#### Requirements:
Every line containing the word "sulla" needs to be found and copied.

#### Records supplied:
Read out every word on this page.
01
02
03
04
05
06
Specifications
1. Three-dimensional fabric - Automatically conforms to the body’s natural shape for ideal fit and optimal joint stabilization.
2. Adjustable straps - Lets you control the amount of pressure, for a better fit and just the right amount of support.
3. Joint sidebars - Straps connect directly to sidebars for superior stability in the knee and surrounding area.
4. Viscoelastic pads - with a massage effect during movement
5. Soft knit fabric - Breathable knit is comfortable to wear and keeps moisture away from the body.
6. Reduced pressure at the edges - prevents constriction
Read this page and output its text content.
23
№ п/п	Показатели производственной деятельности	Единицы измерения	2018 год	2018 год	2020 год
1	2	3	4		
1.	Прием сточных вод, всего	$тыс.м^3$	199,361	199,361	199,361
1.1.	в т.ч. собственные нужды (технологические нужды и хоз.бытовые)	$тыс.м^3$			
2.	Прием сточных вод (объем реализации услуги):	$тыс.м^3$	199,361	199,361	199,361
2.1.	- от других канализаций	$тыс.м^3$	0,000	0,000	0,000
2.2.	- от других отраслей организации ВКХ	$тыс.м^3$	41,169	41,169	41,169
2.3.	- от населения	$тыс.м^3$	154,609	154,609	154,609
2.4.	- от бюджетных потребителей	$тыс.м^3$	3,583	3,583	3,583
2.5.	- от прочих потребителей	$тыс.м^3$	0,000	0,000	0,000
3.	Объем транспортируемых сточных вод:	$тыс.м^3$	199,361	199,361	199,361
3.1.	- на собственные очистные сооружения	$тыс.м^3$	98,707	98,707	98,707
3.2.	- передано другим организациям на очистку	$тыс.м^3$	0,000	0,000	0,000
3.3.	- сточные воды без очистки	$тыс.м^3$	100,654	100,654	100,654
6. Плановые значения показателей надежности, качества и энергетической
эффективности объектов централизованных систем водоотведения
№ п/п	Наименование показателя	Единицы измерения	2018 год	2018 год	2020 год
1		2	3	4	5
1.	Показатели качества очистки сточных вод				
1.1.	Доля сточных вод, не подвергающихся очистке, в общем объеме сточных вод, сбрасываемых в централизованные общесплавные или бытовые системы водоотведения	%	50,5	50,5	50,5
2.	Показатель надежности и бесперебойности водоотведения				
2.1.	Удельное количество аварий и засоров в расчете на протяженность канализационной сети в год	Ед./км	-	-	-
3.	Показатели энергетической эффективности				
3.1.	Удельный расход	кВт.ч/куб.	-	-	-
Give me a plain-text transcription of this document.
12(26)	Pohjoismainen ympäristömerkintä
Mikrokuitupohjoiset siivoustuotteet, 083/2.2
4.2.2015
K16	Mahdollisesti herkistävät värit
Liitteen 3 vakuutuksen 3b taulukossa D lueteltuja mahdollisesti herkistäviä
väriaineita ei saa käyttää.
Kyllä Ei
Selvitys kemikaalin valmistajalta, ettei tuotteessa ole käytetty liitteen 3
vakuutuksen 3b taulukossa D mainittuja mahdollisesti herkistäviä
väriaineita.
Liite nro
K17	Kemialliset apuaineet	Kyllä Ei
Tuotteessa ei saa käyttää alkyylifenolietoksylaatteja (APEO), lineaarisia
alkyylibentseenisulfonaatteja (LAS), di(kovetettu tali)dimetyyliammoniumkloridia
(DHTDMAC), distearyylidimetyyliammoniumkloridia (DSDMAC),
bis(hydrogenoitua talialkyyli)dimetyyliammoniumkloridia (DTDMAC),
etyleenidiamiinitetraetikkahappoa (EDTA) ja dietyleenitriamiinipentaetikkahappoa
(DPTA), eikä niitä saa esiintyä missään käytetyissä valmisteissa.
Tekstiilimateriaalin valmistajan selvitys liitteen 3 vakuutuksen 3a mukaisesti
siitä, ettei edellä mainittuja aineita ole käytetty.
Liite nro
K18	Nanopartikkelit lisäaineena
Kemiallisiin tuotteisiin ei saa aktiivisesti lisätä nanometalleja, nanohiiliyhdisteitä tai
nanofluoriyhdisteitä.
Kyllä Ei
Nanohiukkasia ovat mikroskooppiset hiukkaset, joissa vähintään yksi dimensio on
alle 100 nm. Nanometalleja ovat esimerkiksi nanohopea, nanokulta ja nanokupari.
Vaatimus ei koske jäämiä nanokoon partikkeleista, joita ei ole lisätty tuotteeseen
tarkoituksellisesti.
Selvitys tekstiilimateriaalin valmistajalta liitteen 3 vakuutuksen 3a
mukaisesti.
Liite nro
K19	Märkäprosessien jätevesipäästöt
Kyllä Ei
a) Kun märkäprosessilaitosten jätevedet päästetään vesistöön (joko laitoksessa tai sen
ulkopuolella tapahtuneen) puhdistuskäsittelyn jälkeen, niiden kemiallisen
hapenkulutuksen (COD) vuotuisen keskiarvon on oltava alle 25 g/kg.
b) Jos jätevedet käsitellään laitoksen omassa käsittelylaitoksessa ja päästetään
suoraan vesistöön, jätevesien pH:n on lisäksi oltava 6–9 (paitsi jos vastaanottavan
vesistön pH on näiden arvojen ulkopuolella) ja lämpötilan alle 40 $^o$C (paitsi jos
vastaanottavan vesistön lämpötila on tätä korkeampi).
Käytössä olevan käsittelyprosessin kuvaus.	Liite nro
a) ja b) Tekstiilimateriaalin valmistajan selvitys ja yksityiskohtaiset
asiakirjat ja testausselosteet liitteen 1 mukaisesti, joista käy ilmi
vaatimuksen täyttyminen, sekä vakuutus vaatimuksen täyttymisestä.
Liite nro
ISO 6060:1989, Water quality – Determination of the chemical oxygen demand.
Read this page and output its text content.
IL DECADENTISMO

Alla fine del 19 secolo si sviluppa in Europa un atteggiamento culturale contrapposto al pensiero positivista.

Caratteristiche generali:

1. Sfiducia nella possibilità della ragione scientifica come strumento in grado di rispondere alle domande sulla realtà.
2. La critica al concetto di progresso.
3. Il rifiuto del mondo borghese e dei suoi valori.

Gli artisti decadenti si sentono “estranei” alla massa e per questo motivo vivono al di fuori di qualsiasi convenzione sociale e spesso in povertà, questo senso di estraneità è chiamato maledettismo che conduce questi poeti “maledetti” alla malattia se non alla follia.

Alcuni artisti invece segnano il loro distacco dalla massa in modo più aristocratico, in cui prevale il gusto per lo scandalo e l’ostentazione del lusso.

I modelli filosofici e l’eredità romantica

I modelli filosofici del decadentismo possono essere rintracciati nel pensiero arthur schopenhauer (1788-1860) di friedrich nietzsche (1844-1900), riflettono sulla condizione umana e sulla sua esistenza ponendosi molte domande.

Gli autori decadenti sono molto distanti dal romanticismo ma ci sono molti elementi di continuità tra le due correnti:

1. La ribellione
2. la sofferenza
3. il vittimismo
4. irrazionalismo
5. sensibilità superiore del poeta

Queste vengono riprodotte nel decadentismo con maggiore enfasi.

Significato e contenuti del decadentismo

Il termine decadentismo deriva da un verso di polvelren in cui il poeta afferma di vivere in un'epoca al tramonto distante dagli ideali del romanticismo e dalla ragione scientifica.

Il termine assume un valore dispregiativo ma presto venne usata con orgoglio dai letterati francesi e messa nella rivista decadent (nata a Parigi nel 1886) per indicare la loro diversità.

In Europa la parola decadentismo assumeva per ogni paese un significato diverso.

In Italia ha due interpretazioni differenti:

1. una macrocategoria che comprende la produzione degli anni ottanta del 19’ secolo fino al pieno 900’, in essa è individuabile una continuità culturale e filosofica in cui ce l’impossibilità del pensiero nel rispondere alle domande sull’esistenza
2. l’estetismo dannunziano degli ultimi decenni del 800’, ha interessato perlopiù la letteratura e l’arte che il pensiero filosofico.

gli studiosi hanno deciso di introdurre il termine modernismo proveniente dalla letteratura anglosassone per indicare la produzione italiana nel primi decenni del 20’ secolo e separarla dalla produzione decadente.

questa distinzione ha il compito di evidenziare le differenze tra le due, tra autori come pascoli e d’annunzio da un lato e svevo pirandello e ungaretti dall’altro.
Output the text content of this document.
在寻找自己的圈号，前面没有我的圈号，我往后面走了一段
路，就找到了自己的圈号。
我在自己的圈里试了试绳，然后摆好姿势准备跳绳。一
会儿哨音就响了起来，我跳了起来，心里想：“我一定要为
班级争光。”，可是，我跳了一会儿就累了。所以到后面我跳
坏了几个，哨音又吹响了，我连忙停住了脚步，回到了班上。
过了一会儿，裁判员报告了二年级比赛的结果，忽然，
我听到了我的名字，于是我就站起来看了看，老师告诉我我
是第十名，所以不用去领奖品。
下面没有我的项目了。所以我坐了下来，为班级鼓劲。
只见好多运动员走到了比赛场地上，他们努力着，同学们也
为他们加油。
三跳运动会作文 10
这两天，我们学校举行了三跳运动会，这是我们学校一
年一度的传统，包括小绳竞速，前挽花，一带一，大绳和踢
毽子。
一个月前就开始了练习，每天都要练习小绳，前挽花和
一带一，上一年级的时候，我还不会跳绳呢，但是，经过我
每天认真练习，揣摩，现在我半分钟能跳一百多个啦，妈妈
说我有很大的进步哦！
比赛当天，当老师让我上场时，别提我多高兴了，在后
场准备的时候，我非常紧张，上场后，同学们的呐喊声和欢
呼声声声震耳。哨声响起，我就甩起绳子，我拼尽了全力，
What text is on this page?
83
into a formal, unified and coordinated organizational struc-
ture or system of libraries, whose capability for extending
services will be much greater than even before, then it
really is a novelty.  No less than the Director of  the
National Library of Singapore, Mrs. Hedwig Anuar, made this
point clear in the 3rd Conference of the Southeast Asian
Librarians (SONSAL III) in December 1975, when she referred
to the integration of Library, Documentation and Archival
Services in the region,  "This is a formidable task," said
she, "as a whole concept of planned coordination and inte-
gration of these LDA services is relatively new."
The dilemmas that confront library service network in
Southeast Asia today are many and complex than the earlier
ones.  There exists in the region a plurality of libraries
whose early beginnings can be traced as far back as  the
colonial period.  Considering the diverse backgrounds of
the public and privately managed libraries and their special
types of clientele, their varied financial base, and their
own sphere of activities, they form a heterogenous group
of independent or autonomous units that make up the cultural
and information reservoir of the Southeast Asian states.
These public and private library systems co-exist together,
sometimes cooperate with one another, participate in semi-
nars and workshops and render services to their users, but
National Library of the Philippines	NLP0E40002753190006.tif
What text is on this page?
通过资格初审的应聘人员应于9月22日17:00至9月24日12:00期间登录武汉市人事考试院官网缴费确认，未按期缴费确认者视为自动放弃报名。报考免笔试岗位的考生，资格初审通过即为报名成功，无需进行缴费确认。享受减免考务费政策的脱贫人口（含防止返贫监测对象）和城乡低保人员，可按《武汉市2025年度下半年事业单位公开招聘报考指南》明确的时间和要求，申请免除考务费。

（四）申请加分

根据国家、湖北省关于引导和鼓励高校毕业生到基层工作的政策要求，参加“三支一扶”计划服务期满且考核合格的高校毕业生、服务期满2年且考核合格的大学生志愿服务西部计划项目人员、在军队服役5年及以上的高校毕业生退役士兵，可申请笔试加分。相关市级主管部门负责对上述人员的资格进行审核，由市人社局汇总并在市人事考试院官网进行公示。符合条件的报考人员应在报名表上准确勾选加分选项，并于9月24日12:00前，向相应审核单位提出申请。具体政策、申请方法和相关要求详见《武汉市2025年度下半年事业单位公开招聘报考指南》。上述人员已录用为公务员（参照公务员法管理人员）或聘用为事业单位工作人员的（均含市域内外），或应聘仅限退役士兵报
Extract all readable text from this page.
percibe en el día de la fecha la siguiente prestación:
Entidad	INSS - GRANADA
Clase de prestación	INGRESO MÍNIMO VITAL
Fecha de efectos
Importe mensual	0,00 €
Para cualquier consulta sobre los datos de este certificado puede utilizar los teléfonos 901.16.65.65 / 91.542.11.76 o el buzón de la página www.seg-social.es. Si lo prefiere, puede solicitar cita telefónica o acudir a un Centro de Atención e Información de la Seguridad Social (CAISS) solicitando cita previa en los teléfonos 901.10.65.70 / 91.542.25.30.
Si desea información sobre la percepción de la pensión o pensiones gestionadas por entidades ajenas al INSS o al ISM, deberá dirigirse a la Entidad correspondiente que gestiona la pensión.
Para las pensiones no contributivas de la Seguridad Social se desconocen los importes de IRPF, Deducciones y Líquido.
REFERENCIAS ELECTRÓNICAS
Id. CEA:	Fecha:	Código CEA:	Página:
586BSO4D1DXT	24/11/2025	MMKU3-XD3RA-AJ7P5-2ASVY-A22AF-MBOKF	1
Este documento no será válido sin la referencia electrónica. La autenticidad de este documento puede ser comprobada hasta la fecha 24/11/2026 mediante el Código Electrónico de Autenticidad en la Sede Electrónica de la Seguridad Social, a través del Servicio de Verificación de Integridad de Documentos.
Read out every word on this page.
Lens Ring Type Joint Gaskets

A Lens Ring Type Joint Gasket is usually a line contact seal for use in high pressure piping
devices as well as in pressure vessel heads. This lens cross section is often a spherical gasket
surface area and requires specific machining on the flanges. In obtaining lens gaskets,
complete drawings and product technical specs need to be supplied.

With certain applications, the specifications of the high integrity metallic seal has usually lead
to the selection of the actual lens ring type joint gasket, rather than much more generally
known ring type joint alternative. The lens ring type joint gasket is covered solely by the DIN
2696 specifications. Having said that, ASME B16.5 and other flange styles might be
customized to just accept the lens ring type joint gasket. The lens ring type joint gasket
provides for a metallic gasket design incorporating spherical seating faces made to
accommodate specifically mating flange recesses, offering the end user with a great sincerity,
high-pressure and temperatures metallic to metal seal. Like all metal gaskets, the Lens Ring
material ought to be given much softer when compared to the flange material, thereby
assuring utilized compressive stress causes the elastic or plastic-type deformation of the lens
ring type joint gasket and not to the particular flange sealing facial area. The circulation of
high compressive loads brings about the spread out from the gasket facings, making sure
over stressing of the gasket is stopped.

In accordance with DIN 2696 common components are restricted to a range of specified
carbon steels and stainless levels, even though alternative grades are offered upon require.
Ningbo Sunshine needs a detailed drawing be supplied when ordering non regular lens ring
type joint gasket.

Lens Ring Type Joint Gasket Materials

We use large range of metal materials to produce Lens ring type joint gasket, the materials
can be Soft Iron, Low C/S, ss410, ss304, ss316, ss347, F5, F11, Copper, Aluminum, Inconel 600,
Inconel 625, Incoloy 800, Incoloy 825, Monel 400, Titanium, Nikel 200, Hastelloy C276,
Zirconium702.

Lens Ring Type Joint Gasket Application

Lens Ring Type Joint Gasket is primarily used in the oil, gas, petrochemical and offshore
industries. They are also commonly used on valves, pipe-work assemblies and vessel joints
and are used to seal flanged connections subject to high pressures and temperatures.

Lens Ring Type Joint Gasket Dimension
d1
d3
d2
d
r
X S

#### Written solution:
1. Sfiducia nella possibilità della ragione scientifica come strumento in grado di rispondere alle domande sulla realtà.
I modelli filosofici del decadentismo possono essere rintracciati nel pensiero arthur schopenhauer (1788-1860) di friedrich nietzsche (1844-1900), riflettono sulla condizione umana e sulla sua esistenza ponendosi molte domande.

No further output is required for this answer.